> Do this:
Look below and pull out each line with the word "February".

> Supplied data:
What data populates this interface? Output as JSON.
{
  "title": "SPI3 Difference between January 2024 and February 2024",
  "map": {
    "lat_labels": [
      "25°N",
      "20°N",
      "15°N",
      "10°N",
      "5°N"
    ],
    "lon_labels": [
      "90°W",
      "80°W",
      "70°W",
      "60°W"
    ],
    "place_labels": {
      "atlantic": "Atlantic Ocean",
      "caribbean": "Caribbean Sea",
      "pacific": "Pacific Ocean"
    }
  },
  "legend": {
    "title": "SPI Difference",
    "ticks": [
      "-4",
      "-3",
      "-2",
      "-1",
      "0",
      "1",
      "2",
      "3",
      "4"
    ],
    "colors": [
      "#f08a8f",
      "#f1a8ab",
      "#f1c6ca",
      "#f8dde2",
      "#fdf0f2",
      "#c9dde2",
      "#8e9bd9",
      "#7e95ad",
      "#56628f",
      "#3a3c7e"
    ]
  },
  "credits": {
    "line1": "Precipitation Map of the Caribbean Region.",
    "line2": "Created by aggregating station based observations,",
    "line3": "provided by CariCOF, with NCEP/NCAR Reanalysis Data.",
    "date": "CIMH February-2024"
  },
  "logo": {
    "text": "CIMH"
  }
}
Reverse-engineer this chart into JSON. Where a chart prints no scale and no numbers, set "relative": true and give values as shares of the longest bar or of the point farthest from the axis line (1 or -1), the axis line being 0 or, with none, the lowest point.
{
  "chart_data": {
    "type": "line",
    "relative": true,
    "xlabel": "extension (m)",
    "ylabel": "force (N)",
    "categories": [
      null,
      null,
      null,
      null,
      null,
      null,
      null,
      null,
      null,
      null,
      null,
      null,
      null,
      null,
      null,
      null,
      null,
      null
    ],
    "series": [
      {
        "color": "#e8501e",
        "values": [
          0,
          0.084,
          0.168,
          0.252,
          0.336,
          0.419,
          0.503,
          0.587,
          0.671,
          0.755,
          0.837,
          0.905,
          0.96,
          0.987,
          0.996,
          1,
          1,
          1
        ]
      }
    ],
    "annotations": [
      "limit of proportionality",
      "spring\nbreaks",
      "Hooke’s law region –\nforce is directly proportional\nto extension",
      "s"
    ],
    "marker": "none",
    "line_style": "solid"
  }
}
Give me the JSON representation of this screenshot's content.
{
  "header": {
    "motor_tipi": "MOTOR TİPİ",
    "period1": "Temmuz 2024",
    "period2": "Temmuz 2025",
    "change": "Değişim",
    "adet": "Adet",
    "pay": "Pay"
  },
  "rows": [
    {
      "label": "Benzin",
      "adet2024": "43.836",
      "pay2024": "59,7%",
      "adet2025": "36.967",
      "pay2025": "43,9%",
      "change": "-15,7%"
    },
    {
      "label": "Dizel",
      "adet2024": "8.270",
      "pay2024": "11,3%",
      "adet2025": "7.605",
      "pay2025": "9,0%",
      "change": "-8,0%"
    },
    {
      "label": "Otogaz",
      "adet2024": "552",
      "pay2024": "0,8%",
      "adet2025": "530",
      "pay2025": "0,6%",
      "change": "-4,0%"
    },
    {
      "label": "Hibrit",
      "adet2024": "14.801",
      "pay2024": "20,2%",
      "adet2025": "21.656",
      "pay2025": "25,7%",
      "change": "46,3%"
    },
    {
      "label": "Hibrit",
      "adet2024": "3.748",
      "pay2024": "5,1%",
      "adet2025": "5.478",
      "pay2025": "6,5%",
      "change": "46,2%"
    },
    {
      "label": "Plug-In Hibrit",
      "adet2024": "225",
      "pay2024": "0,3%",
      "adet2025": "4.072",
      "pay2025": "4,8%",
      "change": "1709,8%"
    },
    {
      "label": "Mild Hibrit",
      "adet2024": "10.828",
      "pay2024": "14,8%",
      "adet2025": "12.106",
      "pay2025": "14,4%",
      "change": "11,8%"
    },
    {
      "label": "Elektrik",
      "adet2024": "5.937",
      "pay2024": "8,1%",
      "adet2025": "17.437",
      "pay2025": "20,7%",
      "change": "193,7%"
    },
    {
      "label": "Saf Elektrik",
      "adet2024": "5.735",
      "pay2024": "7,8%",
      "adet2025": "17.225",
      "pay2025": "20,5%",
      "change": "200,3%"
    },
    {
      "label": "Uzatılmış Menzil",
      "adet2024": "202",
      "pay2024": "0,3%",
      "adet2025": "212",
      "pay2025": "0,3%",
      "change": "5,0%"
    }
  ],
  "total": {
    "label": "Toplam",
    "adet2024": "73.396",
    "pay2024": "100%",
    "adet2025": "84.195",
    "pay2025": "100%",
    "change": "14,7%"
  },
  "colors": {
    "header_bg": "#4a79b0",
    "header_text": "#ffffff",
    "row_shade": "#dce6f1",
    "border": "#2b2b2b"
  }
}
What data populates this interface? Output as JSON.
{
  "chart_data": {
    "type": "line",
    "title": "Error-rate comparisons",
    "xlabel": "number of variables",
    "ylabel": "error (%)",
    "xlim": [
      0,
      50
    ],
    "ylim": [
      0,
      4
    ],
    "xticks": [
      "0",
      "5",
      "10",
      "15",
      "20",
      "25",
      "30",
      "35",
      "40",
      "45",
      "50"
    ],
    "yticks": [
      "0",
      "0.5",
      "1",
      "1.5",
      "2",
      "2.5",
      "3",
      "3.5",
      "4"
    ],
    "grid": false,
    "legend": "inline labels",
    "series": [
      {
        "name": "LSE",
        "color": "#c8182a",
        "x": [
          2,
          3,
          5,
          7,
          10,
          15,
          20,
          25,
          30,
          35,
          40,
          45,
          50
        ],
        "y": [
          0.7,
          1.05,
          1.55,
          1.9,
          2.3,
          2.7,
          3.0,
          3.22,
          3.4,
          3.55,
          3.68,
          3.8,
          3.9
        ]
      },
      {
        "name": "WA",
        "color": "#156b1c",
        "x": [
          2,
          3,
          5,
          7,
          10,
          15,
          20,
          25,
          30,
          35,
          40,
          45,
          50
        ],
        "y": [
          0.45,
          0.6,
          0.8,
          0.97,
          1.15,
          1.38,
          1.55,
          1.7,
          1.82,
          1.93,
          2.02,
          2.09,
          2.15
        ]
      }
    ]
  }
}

> Exercise response:
  "title": "SPI3 Difference between January 2024 and February 2024",
    "date": "CIMH February-2024"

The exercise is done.